* _Aim_
The records should be written out in full, with nothing altered.

☆ ☆ ☆

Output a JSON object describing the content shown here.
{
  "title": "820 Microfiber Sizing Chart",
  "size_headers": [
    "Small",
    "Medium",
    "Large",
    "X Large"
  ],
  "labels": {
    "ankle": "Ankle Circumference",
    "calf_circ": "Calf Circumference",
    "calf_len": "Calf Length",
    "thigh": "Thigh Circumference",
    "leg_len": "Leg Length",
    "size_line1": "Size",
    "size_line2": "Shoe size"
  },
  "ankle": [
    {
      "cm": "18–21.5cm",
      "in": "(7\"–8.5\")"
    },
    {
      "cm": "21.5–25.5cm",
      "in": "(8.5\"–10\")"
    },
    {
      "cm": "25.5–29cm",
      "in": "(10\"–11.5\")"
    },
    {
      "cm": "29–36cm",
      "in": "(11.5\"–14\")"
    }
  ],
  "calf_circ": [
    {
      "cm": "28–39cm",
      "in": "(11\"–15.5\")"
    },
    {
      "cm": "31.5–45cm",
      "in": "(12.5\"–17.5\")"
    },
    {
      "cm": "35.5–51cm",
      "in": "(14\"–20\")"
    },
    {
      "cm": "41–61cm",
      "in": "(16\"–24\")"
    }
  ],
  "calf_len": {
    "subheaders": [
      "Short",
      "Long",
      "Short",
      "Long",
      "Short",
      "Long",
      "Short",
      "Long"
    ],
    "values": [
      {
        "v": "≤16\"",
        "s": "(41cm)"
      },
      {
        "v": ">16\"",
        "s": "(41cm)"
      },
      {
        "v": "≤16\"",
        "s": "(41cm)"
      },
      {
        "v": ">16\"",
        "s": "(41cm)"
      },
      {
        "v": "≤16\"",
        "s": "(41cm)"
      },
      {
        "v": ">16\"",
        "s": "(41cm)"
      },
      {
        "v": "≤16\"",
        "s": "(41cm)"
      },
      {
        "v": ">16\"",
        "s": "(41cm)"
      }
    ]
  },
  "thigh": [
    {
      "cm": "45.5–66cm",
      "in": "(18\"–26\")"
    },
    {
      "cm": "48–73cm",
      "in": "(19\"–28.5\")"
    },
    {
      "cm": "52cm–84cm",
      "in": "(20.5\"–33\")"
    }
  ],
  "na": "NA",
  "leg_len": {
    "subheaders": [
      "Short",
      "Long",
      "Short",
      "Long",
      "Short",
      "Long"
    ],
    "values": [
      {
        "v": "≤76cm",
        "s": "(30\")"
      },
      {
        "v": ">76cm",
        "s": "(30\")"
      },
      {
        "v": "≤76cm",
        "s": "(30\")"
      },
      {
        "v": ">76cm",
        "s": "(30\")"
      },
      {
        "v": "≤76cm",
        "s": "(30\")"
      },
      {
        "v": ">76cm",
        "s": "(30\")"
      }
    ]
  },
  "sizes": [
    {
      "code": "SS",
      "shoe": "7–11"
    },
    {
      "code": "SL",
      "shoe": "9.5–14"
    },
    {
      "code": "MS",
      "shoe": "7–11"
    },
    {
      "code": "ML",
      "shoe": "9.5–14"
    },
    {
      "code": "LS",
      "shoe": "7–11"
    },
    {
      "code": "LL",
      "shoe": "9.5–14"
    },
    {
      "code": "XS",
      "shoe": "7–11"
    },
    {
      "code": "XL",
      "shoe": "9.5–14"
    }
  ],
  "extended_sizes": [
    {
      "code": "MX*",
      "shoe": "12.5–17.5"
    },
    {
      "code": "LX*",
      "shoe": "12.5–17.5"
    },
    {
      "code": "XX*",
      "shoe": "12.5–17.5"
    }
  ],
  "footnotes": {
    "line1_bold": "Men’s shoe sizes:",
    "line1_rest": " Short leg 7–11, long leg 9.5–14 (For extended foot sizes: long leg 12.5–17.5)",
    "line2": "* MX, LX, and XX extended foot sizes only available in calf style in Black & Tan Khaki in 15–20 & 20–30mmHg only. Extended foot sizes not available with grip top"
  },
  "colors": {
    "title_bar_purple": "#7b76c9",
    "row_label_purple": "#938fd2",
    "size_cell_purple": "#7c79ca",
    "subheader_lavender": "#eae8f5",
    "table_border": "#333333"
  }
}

☆ ☆ ☆

* _Task response_
Output a JSON object describing the content shown here.
{
  "title": "820 Microfiber Sizing Chart",
  "size_headers": [
    "Small",
    "Medium",
    "Large",
    "X Large"
  ],
  "labels": {
    "ankle": "Ankle Circumference",
    "calf_circ": "Calf Circumference",
    "calf_len": "Calf Length",
    "thigh": "Thigh Circumference",
    "leg_len": "Leg Length",
    "size_line1": "Size",
    "size_line2": "Shoe size"
  },
  "ankle": [
    {
      "cm": "18–21.5cm",
      "in": "(7\"–8.5\")"
    },
    {
      "cm": "21.5–25.5cm",
      "in": "(8.5\"–10\")"
    },
    {
      "cm": "25.5–29cm",
      "in": "(10\"–11.5\")"
    },
    {
      "cm": "29–36cm",
      "in": "(11.5\"–14\")"
    }
  ],
  "calf_circ": [
    {
      "cm": "28–39cm",
      "in": "(11\"–15.5\")"
    },
    {
      "cm": "31.5–45cm",
      "in": "(12.5\"–17.5\")"
    },
    {
      "cm": "35.5–51cm",
      "in": "(14\"–20\")"
    },
    {
      "cm": "41–61cm",
      "in": "(16\"–24\")"
    }
  ],
  "calf_len": {
    "subheaders": [
      "Short",
      "Long",
      "Short",
      "Long",
      "Short",
      "Long",
      "Short",
      "Long"
    ],
    "values": [
      {
        "v": "≤16\"",
        "s": "(41cm)"
      },
      {
        "v": ">16\"",
        "s": "(41cm)"
      },
      {
        "v": "≤16\"",
        "s": "(41cm)"
      },
      {
        "v": ">16\"",
        "s": "(41cm)"
      },
      {
        "v": "≤16\"",
        "s": "(41cm)"
      },
      {
        "v": ">16\"",
        "s": "(41cm)"
      },
      {
        "v": "≤16\"",
        "s": "(41cm)"
      },
      {
        "v": ">16\"",
        "s": "(41cm)"
      }
    ]
  },
  "thigh": [
    {
      "cm": "45.5–66cm",
      "in": "(18\"–26\")"
    },
    {
      "cm": "48–73cm",
      "in": "(19\"–28.5\")"
    },
    {
      "cm": "52cm–84cm",
      "in": "(20.5\"–33\")"
    }
  ],
  "na": "NA",
  "leg_len": {
    "subheaders": [
      "Short",
      "Long",
      "Short",
      "Long",
      "Short",
      "Long"
    ],
    "values": [
      {
        "v": "≤76cm",
        "s": "(30\")"
      },
      {
        "v": ">76cm",
        "s": "(30\")"
      },
      {
        "v": "≤76cm",
        "s": "(30\")"
      },
      {
        "v": ">76cm",
        "s": "(30\")"
      },
      {
        "v": "≤76cm",
        "s": "(30\")"
      },
      {
        "v": ">76cm",
        "s": "(30\")"
      }
    ]
  },
  "sizes": [
    {
      "code": "SS",
      "shoe": "7–11"
    },
    {
      "code": "SL",
      "shoe": "9.5–14"
    },
    {
      "code": "MS",
      "shoe": "7–11"
    },
    {
      "code": "ML",
      "shoe": "9.5–14"
    },
    {
      "code": "LS",
      "shoe": "7–11"
    },
    {
      "code": "LL",
      "shoe": "9.5–14"
    },
    {
      "code": "XS",
      "shoe": "7–11"
    },
    {
      "code": "XL",
      "shoe": "9.5–14"
    }
  ],
  "extended_sizes": [
    {
      "code": "MX*",
      "shoe": "12.5–17.5"
    },
    {
      "code": "LX*",
      "shoe": "12.5–17.5"
    },
    {
      "code": "XX*",
      "shoe": "12.5–17.5"
    }
  ],
  "footnotes": {
    "line1_bold": "Men’s shoe sizes:",
    "line1_rest": " Short leg 7–11, long leg 9.5–14 (For extended foot sizes: long leg 12.5–17.5)",
    "line2": "* MX, LX, and XX extended foot sizes only available in calf style in Black & Tan Khaki in 15–20 & 20–30mmHg only. Extended foot sizes not available with grip top"
  },
  "colors": {
    "title_bar_purple": "#7b76c9",
    "row_label_purple": "#938fd2",
    "size_cell_purple": "#7c79ca",
    "subheader_lavender": "#eae8f5",
    "table_border": "#333333"
  }
}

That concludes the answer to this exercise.